● DIRECTIONS:
Identify the lines that contain the string "исключением", then copy each of them.

(Dataset items)
····················

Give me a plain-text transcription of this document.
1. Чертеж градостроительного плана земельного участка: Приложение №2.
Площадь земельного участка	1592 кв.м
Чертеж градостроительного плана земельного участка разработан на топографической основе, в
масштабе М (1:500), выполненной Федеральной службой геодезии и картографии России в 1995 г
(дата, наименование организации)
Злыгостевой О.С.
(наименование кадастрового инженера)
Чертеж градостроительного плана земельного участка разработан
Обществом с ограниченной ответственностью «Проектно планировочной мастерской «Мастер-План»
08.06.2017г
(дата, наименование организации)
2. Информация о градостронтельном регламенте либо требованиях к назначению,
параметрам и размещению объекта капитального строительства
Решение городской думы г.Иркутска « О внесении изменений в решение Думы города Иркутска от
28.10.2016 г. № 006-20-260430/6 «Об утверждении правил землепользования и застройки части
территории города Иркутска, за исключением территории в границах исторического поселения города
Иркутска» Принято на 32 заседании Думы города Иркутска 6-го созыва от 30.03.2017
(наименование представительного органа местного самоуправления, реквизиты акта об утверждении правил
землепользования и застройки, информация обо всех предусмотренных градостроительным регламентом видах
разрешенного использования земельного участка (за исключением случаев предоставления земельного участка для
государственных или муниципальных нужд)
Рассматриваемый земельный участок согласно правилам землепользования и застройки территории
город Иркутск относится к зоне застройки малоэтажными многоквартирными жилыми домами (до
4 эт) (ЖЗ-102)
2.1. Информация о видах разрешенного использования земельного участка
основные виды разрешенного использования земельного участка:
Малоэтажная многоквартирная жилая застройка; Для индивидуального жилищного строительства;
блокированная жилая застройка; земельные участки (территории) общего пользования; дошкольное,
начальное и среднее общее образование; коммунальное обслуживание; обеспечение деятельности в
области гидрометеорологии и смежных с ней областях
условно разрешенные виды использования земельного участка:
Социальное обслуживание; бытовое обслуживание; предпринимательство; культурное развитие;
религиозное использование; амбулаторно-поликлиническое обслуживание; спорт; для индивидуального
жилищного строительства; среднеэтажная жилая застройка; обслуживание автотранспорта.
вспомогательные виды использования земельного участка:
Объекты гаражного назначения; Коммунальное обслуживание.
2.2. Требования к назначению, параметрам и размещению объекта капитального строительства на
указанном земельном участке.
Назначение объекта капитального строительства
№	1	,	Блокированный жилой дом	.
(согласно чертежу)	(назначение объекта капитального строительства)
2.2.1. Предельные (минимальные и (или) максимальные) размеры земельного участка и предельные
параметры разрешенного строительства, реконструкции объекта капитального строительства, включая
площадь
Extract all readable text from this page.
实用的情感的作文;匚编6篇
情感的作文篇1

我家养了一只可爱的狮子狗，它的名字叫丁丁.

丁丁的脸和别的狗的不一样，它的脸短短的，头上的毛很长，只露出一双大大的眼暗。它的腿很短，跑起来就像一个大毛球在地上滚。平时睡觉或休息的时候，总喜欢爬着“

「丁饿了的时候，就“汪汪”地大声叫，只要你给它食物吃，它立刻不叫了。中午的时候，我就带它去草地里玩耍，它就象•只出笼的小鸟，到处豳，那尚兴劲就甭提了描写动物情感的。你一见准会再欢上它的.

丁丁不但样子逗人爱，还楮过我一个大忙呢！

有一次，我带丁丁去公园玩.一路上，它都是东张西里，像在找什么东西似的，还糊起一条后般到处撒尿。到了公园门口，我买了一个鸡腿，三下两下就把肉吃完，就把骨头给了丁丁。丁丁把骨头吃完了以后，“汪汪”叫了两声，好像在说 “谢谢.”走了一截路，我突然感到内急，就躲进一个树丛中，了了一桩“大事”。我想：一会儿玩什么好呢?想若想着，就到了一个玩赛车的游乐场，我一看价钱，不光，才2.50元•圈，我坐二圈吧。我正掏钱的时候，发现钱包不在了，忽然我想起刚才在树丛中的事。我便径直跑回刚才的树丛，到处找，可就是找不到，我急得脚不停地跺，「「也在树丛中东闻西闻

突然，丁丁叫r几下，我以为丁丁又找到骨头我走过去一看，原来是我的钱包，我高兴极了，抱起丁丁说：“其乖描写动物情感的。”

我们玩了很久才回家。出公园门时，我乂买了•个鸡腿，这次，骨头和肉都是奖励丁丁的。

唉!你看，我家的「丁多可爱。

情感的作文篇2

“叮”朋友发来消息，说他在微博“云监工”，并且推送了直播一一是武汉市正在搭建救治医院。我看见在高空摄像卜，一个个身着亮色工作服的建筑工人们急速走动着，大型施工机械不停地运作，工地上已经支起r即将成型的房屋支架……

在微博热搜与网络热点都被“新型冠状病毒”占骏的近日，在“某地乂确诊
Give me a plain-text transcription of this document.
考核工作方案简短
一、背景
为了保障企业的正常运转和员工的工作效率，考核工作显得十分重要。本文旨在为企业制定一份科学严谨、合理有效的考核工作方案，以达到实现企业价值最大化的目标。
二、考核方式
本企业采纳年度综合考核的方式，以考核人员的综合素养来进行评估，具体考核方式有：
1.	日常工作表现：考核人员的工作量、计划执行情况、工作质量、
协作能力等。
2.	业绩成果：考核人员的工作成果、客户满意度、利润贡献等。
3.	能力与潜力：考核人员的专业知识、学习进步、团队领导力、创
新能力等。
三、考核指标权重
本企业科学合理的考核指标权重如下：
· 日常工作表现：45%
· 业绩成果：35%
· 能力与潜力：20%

····················

● FINAL RESULT:
территории города Иркутска, за исключением территории в границах исторического поселения города
разрешенного использования земельного участка (за исключением случаев предоставления земельного участка для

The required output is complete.